* **TASK STATEMENT**
When the string "kunder" is part of a line below, that line should be copied.

* **INPUT**
◆ ◆ ◆ ◆

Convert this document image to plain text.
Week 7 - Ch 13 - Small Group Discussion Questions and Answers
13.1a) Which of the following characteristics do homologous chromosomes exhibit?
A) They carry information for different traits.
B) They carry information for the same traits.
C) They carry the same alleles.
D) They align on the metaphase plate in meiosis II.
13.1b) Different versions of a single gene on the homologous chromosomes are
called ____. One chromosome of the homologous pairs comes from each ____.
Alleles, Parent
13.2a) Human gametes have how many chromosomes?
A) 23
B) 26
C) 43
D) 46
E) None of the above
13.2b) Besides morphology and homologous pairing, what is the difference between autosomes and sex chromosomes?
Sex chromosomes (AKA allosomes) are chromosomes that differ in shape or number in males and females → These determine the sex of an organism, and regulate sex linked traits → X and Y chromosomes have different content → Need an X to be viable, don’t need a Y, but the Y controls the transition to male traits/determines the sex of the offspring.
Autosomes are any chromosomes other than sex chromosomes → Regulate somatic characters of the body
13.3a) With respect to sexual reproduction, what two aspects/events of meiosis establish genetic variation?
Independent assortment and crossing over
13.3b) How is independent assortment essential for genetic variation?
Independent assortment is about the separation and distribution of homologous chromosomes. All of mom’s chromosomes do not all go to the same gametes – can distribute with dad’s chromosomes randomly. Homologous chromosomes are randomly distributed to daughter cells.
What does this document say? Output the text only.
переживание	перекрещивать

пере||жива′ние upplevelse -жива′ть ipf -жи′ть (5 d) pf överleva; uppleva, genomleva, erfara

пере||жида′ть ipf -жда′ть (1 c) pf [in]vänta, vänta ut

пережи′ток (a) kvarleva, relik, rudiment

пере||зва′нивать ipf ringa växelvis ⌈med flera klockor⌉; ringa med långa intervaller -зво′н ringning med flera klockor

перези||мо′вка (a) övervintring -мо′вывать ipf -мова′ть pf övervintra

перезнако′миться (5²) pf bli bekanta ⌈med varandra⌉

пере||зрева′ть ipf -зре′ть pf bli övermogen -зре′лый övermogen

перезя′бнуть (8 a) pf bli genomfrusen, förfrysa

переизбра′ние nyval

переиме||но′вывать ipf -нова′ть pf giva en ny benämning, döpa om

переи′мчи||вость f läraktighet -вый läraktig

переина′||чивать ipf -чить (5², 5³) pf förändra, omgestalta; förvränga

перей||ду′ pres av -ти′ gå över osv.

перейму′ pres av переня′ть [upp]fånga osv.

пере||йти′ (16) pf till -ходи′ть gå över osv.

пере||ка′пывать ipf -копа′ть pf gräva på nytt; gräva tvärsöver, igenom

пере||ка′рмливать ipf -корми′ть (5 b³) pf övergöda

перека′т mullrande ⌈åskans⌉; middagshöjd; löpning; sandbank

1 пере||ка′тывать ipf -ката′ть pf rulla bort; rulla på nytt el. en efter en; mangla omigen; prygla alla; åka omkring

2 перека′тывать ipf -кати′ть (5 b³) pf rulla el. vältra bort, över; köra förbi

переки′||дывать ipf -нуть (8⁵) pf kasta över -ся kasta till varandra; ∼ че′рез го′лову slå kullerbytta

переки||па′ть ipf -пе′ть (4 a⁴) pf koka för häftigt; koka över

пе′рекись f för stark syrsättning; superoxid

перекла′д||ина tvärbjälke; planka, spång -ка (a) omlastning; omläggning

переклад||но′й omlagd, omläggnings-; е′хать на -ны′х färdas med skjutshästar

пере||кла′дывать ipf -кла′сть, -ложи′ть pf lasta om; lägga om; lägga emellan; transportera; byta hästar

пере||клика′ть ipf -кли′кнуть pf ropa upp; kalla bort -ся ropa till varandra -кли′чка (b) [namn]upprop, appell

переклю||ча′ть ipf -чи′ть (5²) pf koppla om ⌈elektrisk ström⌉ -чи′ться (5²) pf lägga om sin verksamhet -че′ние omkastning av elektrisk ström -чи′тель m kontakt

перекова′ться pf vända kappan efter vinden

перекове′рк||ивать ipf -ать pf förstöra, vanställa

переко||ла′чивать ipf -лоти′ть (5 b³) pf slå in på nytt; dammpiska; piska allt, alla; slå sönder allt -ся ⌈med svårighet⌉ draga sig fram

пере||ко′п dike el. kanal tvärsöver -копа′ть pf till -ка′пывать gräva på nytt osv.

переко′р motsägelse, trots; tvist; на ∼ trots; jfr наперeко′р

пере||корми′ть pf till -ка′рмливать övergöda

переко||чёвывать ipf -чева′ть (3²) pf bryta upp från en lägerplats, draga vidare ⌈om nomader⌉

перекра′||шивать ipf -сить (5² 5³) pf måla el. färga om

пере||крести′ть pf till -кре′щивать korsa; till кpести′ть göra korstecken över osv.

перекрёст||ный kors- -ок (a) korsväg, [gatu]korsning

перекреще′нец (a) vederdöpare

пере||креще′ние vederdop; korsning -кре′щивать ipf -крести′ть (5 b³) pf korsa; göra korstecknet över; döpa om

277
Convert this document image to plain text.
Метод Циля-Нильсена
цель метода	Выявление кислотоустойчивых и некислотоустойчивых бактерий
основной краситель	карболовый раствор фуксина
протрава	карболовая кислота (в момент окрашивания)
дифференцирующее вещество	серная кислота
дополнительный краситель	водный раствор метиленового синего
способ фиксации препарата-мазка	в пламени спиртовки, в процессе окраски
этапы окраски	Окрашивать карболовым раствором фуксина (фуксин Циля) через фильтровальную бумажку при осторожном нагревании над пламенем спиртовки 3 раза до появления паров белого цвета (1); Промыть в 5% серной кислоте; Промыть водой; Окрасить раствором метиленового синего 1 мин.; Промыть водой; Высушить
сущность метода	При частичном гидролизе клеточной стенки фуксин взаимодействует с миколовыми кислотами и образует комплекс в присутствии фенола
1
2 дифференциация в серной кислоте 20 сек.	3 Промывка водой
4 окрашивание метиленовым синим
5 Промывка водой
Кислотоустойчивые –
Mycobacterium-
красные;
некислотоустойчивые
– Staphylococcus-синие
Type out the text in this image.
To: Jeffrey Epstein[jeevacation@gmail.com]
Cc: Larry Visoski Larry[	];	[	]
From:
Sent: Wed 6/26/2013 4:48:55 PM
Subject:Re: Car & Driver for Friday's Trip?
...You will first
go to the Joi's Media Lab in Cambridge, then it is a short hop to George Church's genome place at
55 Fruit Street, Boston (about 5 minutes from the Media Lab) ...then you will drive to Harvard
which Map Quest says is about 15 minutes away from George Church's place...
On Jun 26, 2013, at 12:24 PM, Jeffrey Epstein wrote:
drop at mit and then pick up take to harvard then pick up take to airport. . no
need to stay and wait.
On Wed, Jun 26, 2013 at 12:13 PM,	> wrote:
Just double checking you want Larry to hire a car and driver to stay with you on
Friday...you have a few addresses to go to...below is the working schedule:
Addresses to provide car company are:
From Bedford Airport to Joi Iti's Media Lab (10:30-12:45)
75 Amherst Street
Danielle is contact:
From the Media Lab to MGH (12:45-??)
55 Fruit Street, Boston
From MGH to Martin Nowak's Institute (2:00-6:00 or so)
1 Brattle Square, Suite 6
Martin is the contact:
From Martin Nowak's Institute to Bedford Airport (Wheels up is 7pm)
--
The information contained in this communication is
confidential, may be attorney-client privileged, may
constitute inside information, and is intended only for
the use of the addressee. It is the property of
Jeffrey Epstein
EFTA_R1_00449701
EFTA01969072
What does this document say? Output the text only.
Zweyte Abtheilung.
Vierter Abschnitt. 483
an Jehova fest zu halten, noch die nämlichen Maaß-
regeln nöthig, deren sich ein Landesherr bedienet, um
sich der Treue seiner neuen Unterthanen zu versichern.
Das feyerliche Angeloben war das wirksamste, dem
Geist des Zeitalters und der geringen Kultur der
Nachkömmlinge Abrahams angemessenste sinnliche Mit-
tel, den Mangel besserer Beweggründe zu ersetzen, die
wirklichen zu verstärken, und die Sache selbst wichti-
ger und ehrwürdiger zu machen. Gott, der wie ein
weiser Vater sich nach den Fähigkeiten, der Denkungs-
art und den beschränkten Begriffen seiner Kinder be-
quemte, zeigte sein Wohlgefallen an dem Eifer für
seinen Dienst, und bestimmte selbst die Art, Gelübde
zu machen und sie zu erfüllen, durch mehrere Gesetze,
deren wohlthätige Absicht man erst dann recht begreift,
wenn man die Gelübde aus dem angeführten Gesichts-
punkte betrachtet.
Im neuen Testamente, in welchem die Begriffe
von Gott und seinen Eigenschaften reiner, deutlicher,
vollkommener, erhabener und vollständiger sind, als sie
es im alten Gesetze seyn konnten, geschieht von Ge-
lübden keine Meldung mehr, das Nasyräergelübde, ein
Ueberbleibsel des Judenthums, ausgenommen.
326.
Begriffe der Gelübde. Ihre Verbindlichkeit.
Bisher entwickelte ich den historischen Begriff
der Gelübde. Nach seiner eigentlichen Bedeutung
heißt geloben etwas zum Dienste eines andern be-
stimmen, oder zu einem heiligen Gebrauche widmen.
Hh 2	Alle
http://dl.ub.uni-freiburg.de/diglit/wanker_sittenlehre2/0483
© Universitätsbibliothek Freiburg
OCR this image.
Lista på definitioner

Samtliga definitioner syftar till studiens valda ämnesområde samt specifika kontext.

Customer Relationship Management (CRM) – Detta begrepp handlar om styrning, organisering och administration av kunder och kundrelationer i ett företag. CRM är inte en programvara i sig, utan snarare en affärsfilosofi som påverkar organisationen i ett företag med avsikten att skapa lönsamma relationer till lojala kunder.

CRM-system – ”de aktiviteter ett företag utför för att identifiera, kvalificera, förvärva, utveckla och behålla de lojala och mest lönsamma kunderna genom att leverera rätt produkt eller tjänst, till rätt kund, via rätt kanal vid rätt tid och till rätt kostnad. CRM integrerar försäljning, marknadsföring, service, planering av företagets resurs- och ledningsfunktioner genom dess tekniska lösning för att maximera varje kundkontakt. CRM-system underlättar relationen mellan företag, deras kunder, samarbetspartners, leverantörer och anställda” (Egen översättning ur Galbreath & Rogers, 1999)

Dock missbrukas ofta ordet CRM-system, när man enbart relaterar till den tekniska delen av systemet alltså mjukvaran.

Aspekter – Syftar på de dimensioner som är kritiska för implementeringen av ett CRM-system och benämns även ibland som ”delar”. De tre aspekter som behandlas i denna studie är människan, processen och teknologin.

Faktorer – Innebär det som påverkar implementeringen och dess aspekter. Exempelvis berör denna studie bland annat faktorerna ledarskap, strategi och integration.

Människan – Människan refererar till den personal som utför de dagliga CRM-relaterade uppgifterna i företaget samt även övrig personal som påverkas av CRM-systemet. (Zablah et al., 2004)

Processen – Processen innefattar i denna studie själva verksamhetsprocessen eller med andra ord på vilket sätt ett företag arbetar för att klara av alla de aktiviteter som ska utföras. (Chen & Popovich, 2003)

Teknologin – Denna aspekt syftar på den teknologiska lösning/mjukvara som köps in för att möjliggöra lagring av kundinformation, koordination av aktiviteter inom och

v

◆ ◆ ◆ ◆

* **EXERCISE OUTPUT**
Customer Relationship Management (CRM) – Detta begrepp handlar om styrning, organisering och administration av kunder och kundrelationer i ett företag. CRM är inte en programvara i sig, utan snarare en affärsfilosofi som påverkar organisationen i ett företag med avsikten att skapa lönsamma relationer till lojala kunder.
CRM-system – ”de aktiviteter ett företag utför för att identifiera, kvalificera, förvärva, utveckla och behålla de lojala och mest lönsamma kunderna genom att leverera rätt produkt eller tjänst, till rätt kund, via rätt kanal vid rätt tid och till rätt kostnad. CRM integrerar försäljning, marknadsföring, service, planering av företagets resurs- och ledningsfunktioner genom dess tekniska lösning för att maximera varje kundkontakt. CRM-system underlättar relationen mellan företag, deras kunder, samarbetspartners, leverantörer och anställda” (Egen översättning ur Galbreath & Rogers, 1999)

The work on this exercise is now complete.